(Stored entries)
######
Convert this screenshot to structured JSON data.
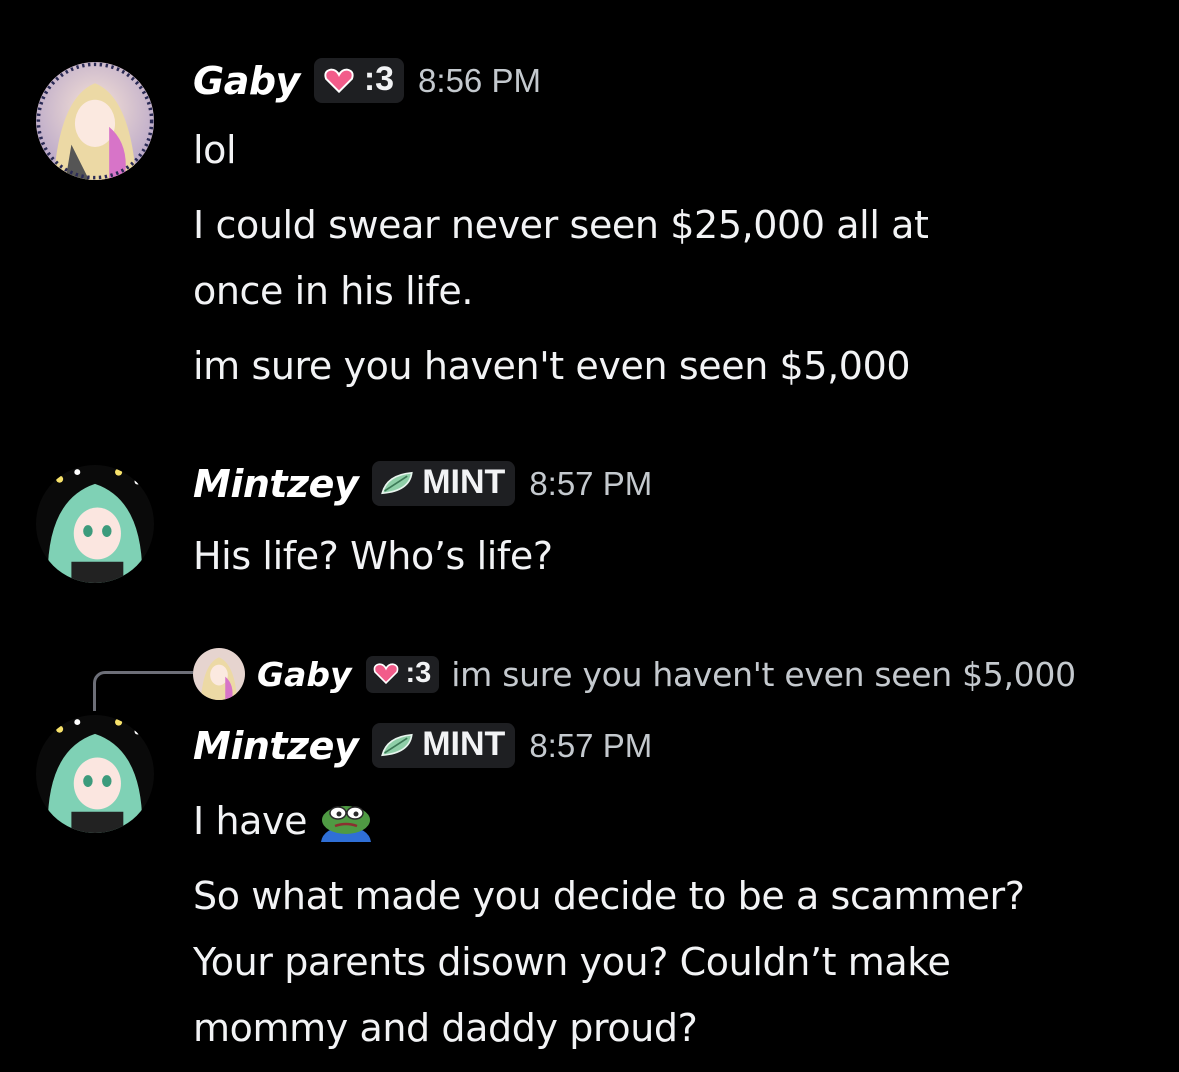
{
  "messages": [
    {
      "username": "Gaby",
      "tag": ":3",
      "tag_icon": "heart-icon",
      "time": "8:56 PM",
      "lines": [
        "lol",
        "I could swear never seen $25,000 all at",
        "once in his life.",
        "im sure you haven't even seen $5,000"
      ]
    },
    {
      "username": "Mintzey",
      "tag": "MINT",
      "tag_icon": "leaf-icon",
      "time": "8:57 PM",
      "lines": [
        "His life? Who’s life?"
      ]
    },
    {
      "reply": {
        "username": "Gaby",
        "tag": ":3",
        "text": "im sure you haven't even seen $5,000"
      },
      "username": "Mintzey",
      "tag": "MINT",
      "tag_icon": "leaf-icon",
      "time": "8:57 PM",
      "lines": [
        "I have",
        "So what made you decide to be a scammer?",
        "Your parents disown you? Couldn’t make",
        "mommy and daddy proud?"
      ],
      "emoji": "pepe-emoji"
    }
  ],
  "colors": {
    "background": "#000000",
    "text": "#f2f3f5",
    "muted": "#c4c9ce",
    "tag_bg": "#1e1f22"
  }
}
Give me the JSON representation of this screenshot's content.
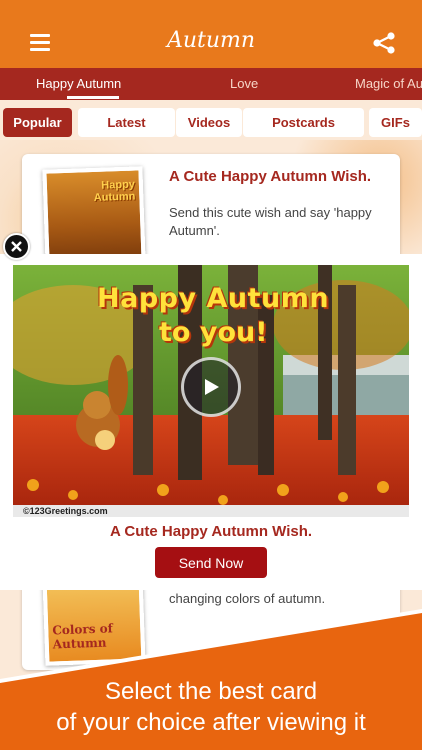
{
  "header": {
    "title": "Autumn",
    "menu_icon": "hamburger-icon",
    "share_icon": "share-icon"
  },
  "categories": [
    {
      "label": "Happy Autumn",
      "active": true
    },
    {
      "label": "Love",
      "active": false
    },
    {
      "label": "Magic of Au",
      "active": false
    }
  ],
  "filters": [
    {
      "label": "Popular",
      "active": true
    },
    {
      "label": "Latest",
      "active": false
    },
    {
      "label": "Videos",
      "active": false
    },
    {
      "label": "Postcards",
      "active": false
    },
    {
      "label": "GIFs",
      "active": false
    }
  ],
  "cards": [
    {
      "title": "A Cute Happy Autumn Wish.",
      "description": "Send this cute wish and say 'happy Autumn'.",
      "thumb_text": "Happy Autumn"
    },
    {
      "description": "May your life blossom with the ever changing colors of autumn.",
      "thumb_text": "Colors of Autumn"
    }
  ],
  "popup": {
    "video_text_line1": "Happy Autumn",
    "video_text_line2": "to you!",
    "watermark": "©123Greetings.com",
    "title": "A Cute Happy Autumn Wish.",
    "button_label": "Send Now"
  },
  "banner": {
    "line1": "Select the best card",
    "line2": "of your choice after viewing it"
  },
  "colors": {
    "header": "#e8791c",
    "category_bar": "#a5281f",
    "accent": "#a50f12",
    "banner": "#e8650f"
  }
}
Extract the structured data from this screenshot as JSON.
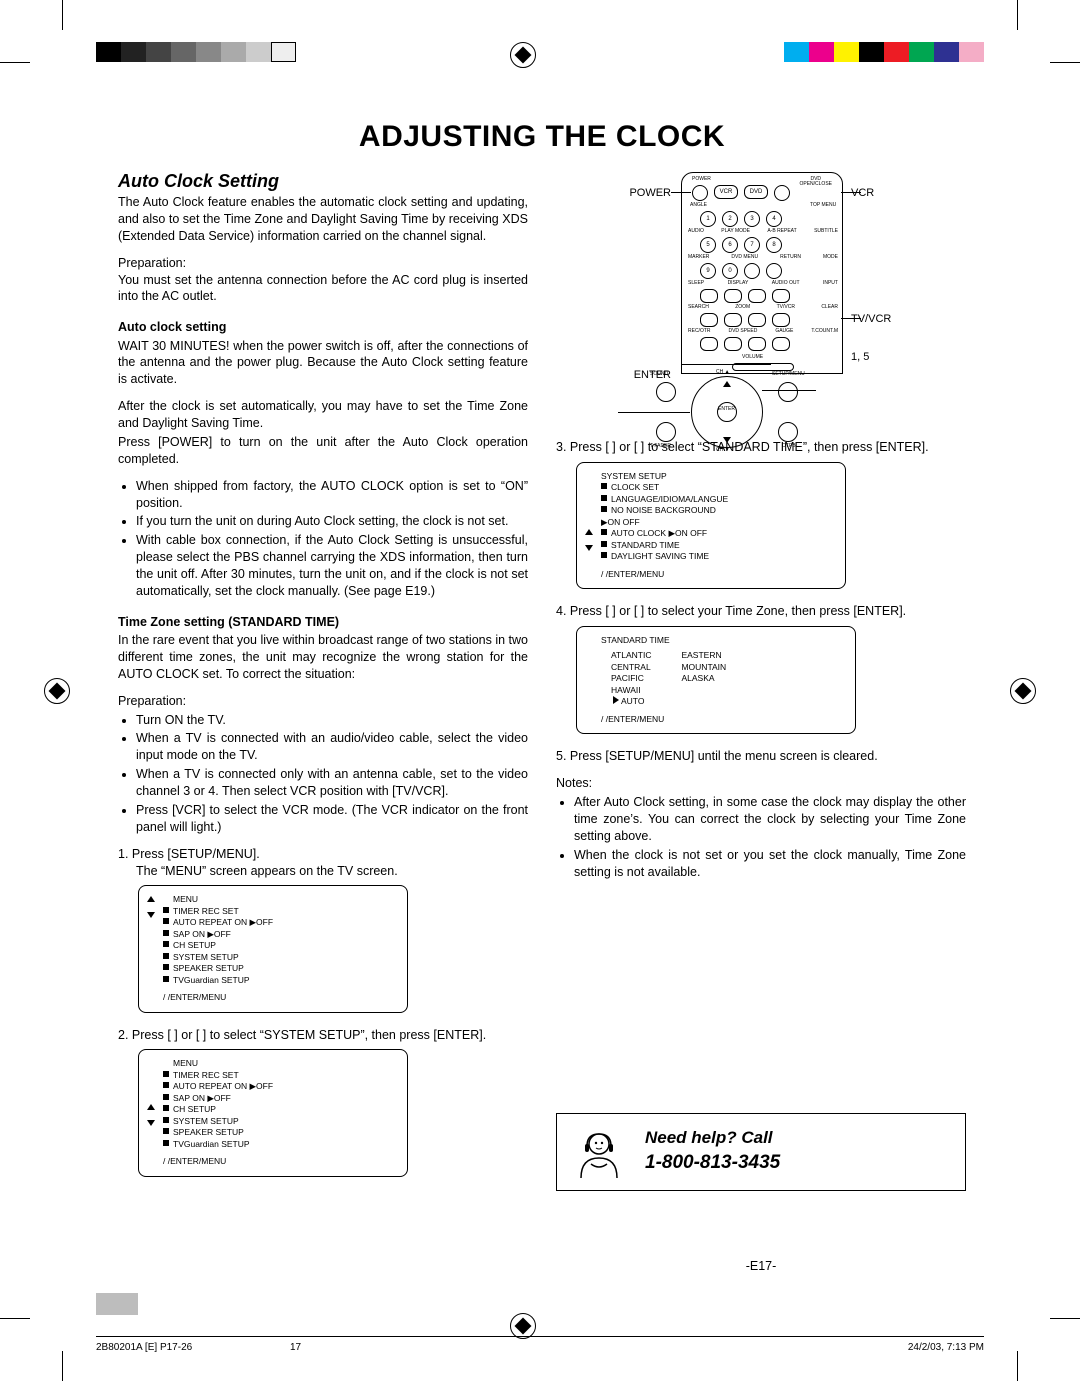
{
  "page_title": "ADJUSTING THE CLOCK",
  "section_title": "Auto Clock Setting",
  "intro": "The Auto Clock feature enables the automatic clock setting and updating, and also to set the Time Zone and Daylight Saving Time by receiving XDS (Extended Data Service) information carried on the channel signal.",
  "prep_label": "Preparation:",
  "prep_text": "You must set the antenna connection before the AC cord plug is inserted into the AC outlet.",
  "acs_heading": "Auto clock setting",
  "acs_p1": "WAIT 30 MINUTES! when the power switch is off, after the connections of the antenna and the power plug. Because the Auto Clock setting feature is activate.",
  "acs_p2": "After the clock is set automatically, you may have to set the Time Zone and Daylight Saving Time.",
  "acs_p3": "Press [POWER] to turn on the unit after the Auto Clock operation completed.",
  "acs_bullets": [
    "When shipped from factory, the AUTO CLOCK option is set to “ON” position.",
    "If you turn the unit on during Auto Clock setting, the clock is not set.",
    "With cable box connection, if the Auto Clock Setting is unsuccessful, please select the PBS channel carrying the XDS information, then turn the unit off. After 30 minutes, turn the unit on, and if the clock is not set automatically, set the clock manually. (See page E19.)"
  ],
  "tz_heading": "Time Zone setting (STANDARD TIME)",
  "tz_p1": "In the rare event that you live within broadcast range of two stations in two different time zones, the unit may recognize the wrong station for the AUTO CLOCK set. To correct the situation:",
  "tz_prep_label": "Preparation:",
  "tz_bullets": [
    "Turn ON the TV.",
    "When a TV is connected with an audio/video cable, select the video input mode on the TV.",
    "When a TV is connected only with an antenna cable, set to the video channel 3 or 4. Then select VCR position with [TV/VCR].",
    "Press [VCR] to select the VCR mode. (The VCR indicator on the front panel will light.)"
  ],
  "steps_left": [
    {
      "n": "1.",
      "t": "Press [SETUP/MENU].",
      "sub": "The “MENU” screen appears on the TV screen."
    },
    {
      "n": "2.",
      "t": "Press [  ] or [  ] to select “SYSTEM SETUP”, then press [ENTER]."
    }
  ],
  "osd_menu1": {
    "title": "MENU",
    "items": [
      "TIMER REC SET",
      "AUTO REPEAT   ON ▶OFF",
      "SAP                     ON ▶OFF",
      "CH SETUP",
      "SYSTEM SETUP",
      "SPEAKER SETUP",
      "TVGuardian SETUP"
    ],
    "footer": "/  /ENTER/MENU",
    "cursor_row": 1
  },
  "osd_menu2": {
    "title": "MENU",
    "items": [
      "TIMER REC SET",
      "AUTO REPEAT   ON ▶OFF",
      "SAP                     ON ▶OFF",
      "CH SETUP",
      "SYSTEM SETUP",
      "SPEAKER SETUP",
      "TVGuardian SETUP"
    ],
    "footer": "/  /ENTER/MENU",
    "cursor_row": 4
  },
  "remote_labels": {
    "power": "POWER",
    "vcr": "VCR",
    "tvvcr": "TV/VCR",
    "enter": "ENTER",
    "steps": "1, 5"
  },
  "steps_right": [
    {
      "n": "3.",
      "t": "Press [  ] or [  ] to select “STANDARD TIME”, then press [ENTER]."
    },
    {
      "n": "4.",
      "t": "Press [  ] or [  ] to select your Time Zone, then press [ENTER]."
    },
    {
      "n": "5.",
      "t": "Press [SETUP/MENU] until the menu screen is cleared."
    }
  ],
  "osd_sys": {
    "title": "SYSTEM SETUP",
    "items": [
      "CLOCK SET",
      "LANGUAGE/IDIOMA/LANGUE",
      "NO NOISE BACKGROUND",
      "           ▶ON   OFF",
      "AUTO CLOCK  ▶ON   OFF",
      "STANDARD TIME",
      "DAYLIGHT SAVING TIME"
    ],
    "footer": "/  /ENTER/MENU",
    "cursor_row": 5
  },
  "osd_std": {
    "title": "STANDARD TIME",
    "left": [
      "ATLANTIC",
      "CENTRAL",
      "PACIFIC",
      "HAWAII",
      "AUTO"
    ],
    "right": [
      "EASTERN",
      "MOUNTAIN",
      "ALASKA"
    ],
    "footer": "/  /ENTER/MENU",
    "cursor": "AUTO"
  },
  "notes_label": "Notes:",
  "notes": [
    "After Auto Clock setting, in some case the clock may display the other time zone’s. You can correct the clock by selecting your Time Zone setting above.",
    "When the clock is not set or you set the clock manually, Time Zone setting is not available."
  ],
  "help": {
    "title": "Need help? Call",
    "phone": "1-800-813-3435"
  },
  "page_number": "-E17-",
  "print_footer_left": "2B80201A [E] P17-26",
  "print_footer_center": "17",
  "print_footer_right": "24/2/03, 7:13 PM"
}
######
- **WRITTEN INSTRUCTION**
Transcribe the records above exactly as they appear, leaving out any pictures.

- **OUTPUT FOR THIS EXERCISE**
Convert this screenshot to structured JSON data.
{
  "messages": [
    {
      "username": "Gaby",
      "tag": ":3",
      "tag_icon": "heart-icon",
      "time": "8:56 PM",
      "lines": [
        "lol",
        "I could swear never seen $25,000 all at",
        "once in his life.",
        "im sure you haven't even seen $5,000"
      ]
    },
    {
      "username": "Mintzey",
      "tag": "MINT",
      "tag_icon": "leaf-icon",
      "time": "8:57 PM",
      "lines": [
        "His life? Who’s life?"
      ]
    },
    {
      "reply": {
        "username": "Gaby",
        "tag": ":3",
        "text": "im sure you haven't even seen $5,000"
      },
      "username": "Mintzey",
      "tag": "MINT",
      "tag_icon": "leaf-icon",
      "time": "8:57 PM",
      "lines": [
        "I have",
        "So what made you decide to be a scammer?",
        "Your parents disown you? Couldn’t make",
        "mommy and daddy proud?"
      ],
      "emoji": "pepe-emoji"
    }
  ],
  "colors": {
    "background": "#000000",
    "text": "#f2f3f5",
    "muted": "#c4c9ce",
    "tag_bg": "#1e1f22"
  }
}
Give me the JSON representation of this screenshot's content.
{
  "header": {
    "title": "Autumn",
    "menu_icon": "hamburger-icon",
    "share_icon": "share-icon"
  },
  "categories": [
    {
      "label": "Happy Autumn",
      "active": true
    },
    {
      "label": "Love",
      "active": false
    },
    {
      "label": "Magic of Au",
      "active": false
    }
  ],
  "filters": [
    {
      "label": "Popular",
      "active": true
    },
    {
      "label": "Latest",
      "active": false
    },
    {
      "label": "Videos",
      "active": false
    },
    {
      "label": "Postcards",
      "active": false
    },
    {
      "label": "GIFs",
      "active": false
    }
  ],
  "cards": [
    {
      "title": "A Cute Happy Autumn Wish.",
      "description": "Send this cute wish and say 'happy Autumn'.",
      "thumb_text": "Happy Autumn"
    },
    {
      "description": "May your life blossom with the ever changing colors of autumn.",
      "thumb_text": "Colors of Autumn"
    }
  ],
  "popup": {
    "video_text_line1": "Happy Autumn",
    "video_text_line2": "to you!",
    "watermark": "©123Greetings.com",
    "title": "A Cute Happy Autumn Wish.",
    "button_label": "Send Now"
  },
  "banner": {
    "line1": "Select the best card",
    "line2": "of your choice after viewing it"
  },
  "colors": {
    "header": "#e8791c",
    "category_bar": "#a5281f",
    "accent": "#a50f12",
    "banner": "#e8650f"
  }
}
Extract the structured data from this screenshot as JSON.
{
  "page_title": "ADJUSTING THE CLOCK",
  "section_title": "Auto Clock Setting",
  "intro": "The Auto Clock feature enables the automatic clock setting and updating, and also to set the Time Zone and Daylight Saving Time by receiving XDS (Extended Data Service) information carried on the channel signal.",
  "prep_label": "Preparation:",
  "prep_text": "You must set the antenna connection before the AC cord plug is inserted into the AC outlet.",
  "acs_heading": "Auto clock setting",
  "acs_p1": "WAIT 30 MINUTES! when the power switch is off, after the connections of the antenna and the power plug. Because the Auto Clock setting feature is activate.",
  "acs_p2": "After the clock is set automatically, you may have to set the Time Zone and Daylight Saving Time.",
  "acs_p3": "Press [POWER] to turn on the unit after the Auto Clock operation completed.",
  "acs_bullets": [
    "When shipped from factory, the AUTO CLOCK option is set to “ON” position.",
    "If you turn the unit on during Auto Clock setting, the clock is not set.",
    "With cable box connection, if the Auto Clock Setting is unsuccessful, please select the PBS channel carrying the XDS information, then turn the unit off. After 30 minutes, turn the unit on, and if the clock is not set automatically, set the clock manually. (See page E19.)"
  ],
  "tz_heading": "Time Zone setting (STANDARD TIME)",
  "tz_p1": "In the rare event that you live within broadcast range of two stations in two different time zones, the unit may recognize the wrong station for the AUTO CLOCK set. To correct the situation:",
  "tz_prep_label": "Preparation:",
  "tz_bullets": [
    "Turn ON the TV.",
    "When a TV is connected with an audio/video cable, select the video input mode on the TV.",
    "When a TV is connected only with an antenna cable, set to the video channel 3 or 4. Then select VCR position with [TV/VCR].",
    "Press [VCR] to select the VCR mode. (The VCR indicator on the front panel will light.)"
  ],
  "steps_left": [
    {
      "n": "1.",
      "t": "Press [SETUP/MENU].",
      "sub": "The “MENU” screen appears on the TV screen."
    },
    {
      "n": "2.",
      "t": "Press [  ] or [  ] to select “SYSTEM SETUP”, then press [ENTER]."
    }
  ],
  "osd_menu1": {
    "title": "MENU",
    "items": [
      "TIMER REC SET",
      "AUTO REPEAT   ON ▶OFF",
      "SAP                     ON ▶OFF",
      "CH SETUP",
      "SYSTEM SETUP",
      "SPEAKER SETUP",
      "TVGuardian SETUP"
    ],
    "footer": "/  /ENTER/MENU",
    "cursor_row": 1
  },
  "osd_menu2": {
    "title": "MENU",
    "items": [
      "TIMER REC SET",
      "AUTO REPEAT   ON ▶OFF",
      "SAP                     ON ▶OFF",
      "CH SETUP",
      "SYSTEM SETUP",
      "SPEAKER SETUP",
      "TVGuardian SETUP"
    ],
    "footer": "/  /ENTER/MENU",
    "cursor_row": 4
  },
  "remote_labels": {
    "power": "POWER",
    "vcr": "VCR",
    "tvvcr": "TV/VCR",
    "enter": "ENTER",
    "steps": "1, 5"
  },
  "steps_right": [
    {
      "n": "3.",
      "t": "Press [  ] or [  ] to select “STANDARD TIME”, then press [ENTER]."
    },
    {
      "n": "4.",
      "t": "Press [  ] or [  ] to select your Time Zone, then press [ENTER]."
    },
    {
      "n": "5.",
      "t": "Press [SETUP/MENU] until the menu screen is cleared."
    }
  ],
  "osd_sys": {
    "title": "SYSTEM SETUP",
    "items": [
      "CLOCK SET",
      "LANGUAGE/IDIOMA/LANGUE",
      "NO NOISE BACKGROUND",
      "           ▶ON   OFF",
      "AUTO CLOCK  ▶ON   OFF",
      "STANDARD TIME",
      "DAYLIGHT SAVING TIME"
    ],
    "footer": "/  /ENTER/MENU",
    "cursor_row": 5
  },
  "osd_std": {
    "title": "STANDARD TIME",
    "left": [
      "ATLANTIC",
      "CENTRAL",
      "PACIFIC",
      "HAWAII",
      "AUTO"
    ],
    "right": [
      "EASTERN",
      "MOUNTAIN",
      "ALASKA"
    ],
    "footer": "/  /ENTER/MENU",
    "cursor": "AUTO"
  },
  "notes_label": "Notes:",
  "notes": [
    "After Auto Clock setting, in some case the clock may display the other time zone’s. You can correct the clock by selecting your Time Zone setting above.",
    "When the clock is not set or you set the clock manually, Time Zone setting is not available."
  ],
  "help": {
    "title": "Need help? Call",
    "phone": "1-800-813-3435"
  },
  "page_number": "-E17-",
  "print_footer_left": "2B80201A [E] P17-26",
  "print_footer_center": "17",
  "print_footer_right": "24/2/03, 7:13 PM"
}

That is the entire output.